- **Exercise details**: Take the data that follows and retype it word for word.

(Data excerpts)
^^^^
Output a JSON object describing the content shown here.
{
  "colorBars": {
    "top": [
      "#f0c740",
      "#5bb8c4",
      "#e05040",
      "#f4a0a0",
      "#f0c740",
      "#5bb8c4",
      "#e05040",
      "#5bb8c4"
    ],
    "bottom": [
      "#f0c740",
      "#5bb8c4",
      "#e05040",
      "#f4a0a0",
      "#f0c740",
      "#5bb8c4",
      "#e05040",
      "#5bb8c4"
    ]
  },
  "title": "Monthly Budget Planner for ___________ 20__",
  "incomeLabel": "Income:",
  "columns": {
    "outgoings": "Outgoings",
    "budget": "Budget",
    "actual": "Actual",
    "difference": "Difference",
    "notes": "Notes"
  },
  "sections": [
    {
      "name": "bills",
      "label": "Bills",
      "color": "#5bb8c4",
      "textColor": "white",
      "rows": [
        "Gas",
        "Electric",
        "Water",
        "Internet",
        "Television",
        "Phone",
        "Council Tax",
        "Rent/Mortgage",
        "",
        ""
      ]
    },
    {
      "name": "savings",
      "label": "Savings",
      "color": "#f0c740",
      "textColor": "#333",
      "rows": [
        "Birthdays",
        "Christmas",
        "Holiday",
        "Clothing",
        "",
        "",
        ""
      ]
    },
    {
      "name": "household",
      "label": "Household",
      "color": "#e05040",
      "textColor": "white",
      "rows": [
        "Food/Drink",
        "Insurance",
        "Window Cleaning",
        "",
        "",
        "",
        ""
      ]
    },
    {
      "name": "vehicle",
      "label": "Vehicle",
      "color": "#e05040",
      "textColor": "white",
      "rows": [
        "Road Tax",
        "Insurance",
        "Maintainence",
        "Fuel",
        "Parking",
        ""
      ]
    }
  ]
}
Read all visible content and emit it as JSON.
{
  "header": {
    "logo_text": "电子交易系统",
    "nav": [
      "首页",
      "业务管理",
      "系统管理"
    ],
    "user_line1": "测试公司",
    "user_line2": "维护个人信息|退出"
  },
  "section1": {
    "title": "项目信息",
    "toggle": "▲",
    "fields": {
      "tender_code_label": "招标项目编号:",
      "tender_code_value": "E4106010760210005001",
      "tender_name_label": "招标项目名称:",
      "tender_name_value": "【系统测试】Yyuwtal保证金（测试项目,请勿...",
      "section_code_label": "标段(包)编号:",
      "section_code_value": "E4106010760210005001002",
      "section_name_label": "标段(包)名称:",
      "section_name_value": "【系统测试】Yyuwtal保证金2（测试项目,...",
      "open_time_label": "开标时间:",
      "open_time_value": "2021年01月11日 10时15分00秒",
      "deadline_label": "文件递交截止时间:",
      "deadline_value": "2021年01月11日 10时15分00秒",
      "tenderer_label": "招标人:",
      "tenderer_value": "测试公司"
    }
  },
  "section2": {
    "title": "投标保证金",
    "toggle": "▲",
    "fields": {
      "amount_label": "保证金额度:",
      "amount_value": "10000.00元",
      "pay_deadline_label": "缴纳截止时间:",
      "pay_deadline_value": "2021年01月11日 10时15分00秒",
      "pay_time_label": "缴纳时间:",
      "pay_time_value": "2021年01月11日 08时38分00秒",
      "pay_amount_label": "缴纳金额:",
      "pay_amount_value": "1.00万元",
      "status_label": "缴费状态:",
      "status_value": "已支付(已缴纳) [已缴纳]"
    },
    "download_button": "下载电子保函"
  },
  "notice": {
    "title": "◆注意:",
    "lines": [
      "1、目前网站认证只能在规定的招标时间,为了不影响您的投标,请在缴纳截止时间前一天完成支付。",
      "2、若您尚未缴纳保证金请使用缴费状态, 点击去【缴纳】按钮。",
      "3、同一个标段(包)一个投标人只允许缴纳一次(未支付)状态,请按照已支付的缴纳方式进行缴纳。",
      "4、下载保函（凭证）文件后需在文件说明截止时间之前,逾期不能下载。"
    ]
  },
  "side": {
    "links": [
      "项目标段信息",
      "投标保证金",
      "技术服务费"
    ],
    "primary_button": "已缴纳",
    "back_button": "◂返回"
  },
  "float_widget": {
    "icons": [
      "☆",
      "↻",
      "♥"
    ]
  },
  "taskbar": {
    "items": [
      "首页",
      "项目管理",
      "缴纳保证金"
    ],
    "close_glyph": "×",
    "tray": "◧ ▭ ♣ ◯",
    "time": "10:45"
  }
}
^^^^
- **Written answer**:
Output a JSON object describing the content shown here.
{
  "colorBars": {
    "top": [
      "#f0c740",
      "#5bb8c4",
      "#e05040",
      "#f4a0a0",
      "#f0c740",
      "#5bb8c4",
      "#e05040",
      "#5bb8c4"
    ],
    "bottom": [
      "#f0c740",
      "#5bb8c4",
      "#e05040",
      "#f4a0a0",
      "#f0c740",
      "#5bb8c4",
      "#e05040",
      "#5bb8c4"
    ]
  },
  "title": "Monthly Budget Planner for ___________ 20__",
  "incomeLabel": "Income:",
  "columns": {
    "outgoings": "Outgoings",
    "budget": "Budget",
    "actual": "Actual",
    "difference": "Difference",
    "notes": "Notes"
  },
  "sections": [
    {
      "name": "bills",
      "label": "Bills",
      "color": "#5bb8c4",
      "textColor": "white",
      "rows": [
        "Gas",
        "Electric",
        "Water",
        "Internet",
        "Television",
        "Phone",
        "Council Tax",
        "Rent/Mortgage",
        "",
        ""
      ]
    },
    {
      "name": "savings",
      "label": "Savings",
      "color": "#f0c740",
      "textColor": "#333",
      "rows": [
        "Birthdays",
        "Christmas",
        "Holiday",
        "Clothing",
        "",
        "",
        ""
      ]
    },
    {
      "name": "household",
      "label": "Household",
      "color": "#e05040",
      "textColor": "white",
      "rows": [
        "Food/Drink",
        "Insurance",
        "Window Cleaning",
        "",
        "",
        "",
        ""
      ]
    },
    {
      "name": "vehicle",
      "label": "Vehicle",
      "color": "#e05040",
      "textColor": "white",
      "rows": [
        "Road Tax",
        "Insurance",
        "Maintainence",
        "Fuel",
        "Parking",
        ""
      ]
    }
  ]
}
Read all visible content and emit it as JSON.
{
  "header": {
    "logo_text": "电子交易系统",
    "nav": [
      "首页",
      "业务管理",
      "系统管理"
    ],
    "user_line1": "测试公司",
    "user_line2": "维护个人信息|退出"
  },
  "section1": {
    "title": "项目信息",
    "toggle": "▲",
    "fields": {
      "tender_code_label": "招标项目编号:",
      "tender_code_value": "E4106010760210005001",
      "tender_name_label": "招标项目名称:",
      "tender_name_value": "【系统测试】Yyuwtal保证金（测试项目,请勿...",
      "section_code_label": "标段(包)编号:",
      "section_code_value": "E4106010760210005001002",
      "section_name_label": "标段(包)名称:",
      "section_name_value": "【系统测试】Yyuwtal保证金2（测试项目,...",
      "open_time_label": "开标时间:",
      "open_time_value": "2021年01月11日 10时15分00秒",
      "deadline_label": "文件递交截止时间:",
      "deadline_value": "2021年01月11日 10时15分00秒",
      "tenderer_label": "招标人:",
      "tenderer_value": "测试公司"
    }
  },
  "section2": {
    "title": "投标保证金",
    "toggle": "▲",
    "fields": {
      "amount_label": "保证金额度:",
      "amount_value": "10000.00元",
      "pay_deadline_label": "缴纳截止时间:",
      "pay_deadline_value": "2021年01月11日 10时15分00秒",
      "pay_time_label": "缴纳时间:",
      "pay_time_value": "2021年01月11日 08时38分00秒",
      "pay_amount_label": "缴纳金额:",
      "pay_amount_value": "1.00万元",
      "status_label": "缴费状态:",
      "status_value": "已支付(已缴纳) [已缴纳]"
    },
    "download_button": "下载电子保函"
  },
  "notice": {
    "title": "◆注意:",
    "lines": [
      "1、目前网站认证只能在规定的招标时间,为了不影响您的投标,请在缴纳截止时间前一天完成支付。",
      "2、若您尚未缴纳保证金请使用缴费状态, 点击去【缴纳】按钮。",
      "3、同一个标段(包)一个投标人只允许缴纳一次(未支付)状态,请按照已支付的缴纳方式进行缴纳。",
      "4、下载保函（凭证）文件后需在文件说明截止时间之前,逾期不能下载。"
    ]
  },
  "side": {
    "links": [
      "项目标段信息",
      "投标保证金",
      "技术服务费"
    ],
    "primary_button": "已缴纳",
    "back_button": "◂返回"
  },
  "float_widget": {
    "icons": [
      "☆",
      "↻",
      "♥"
    ]
  },
  "taskbar": {
    "items": [
      "首页",
      "项目管理",
      "缴纳保证金"
    ],
    "close_glyph": "×",
    "tray": "◧ ▭ ♣ ◯",
    "time": "10:45"
  }
}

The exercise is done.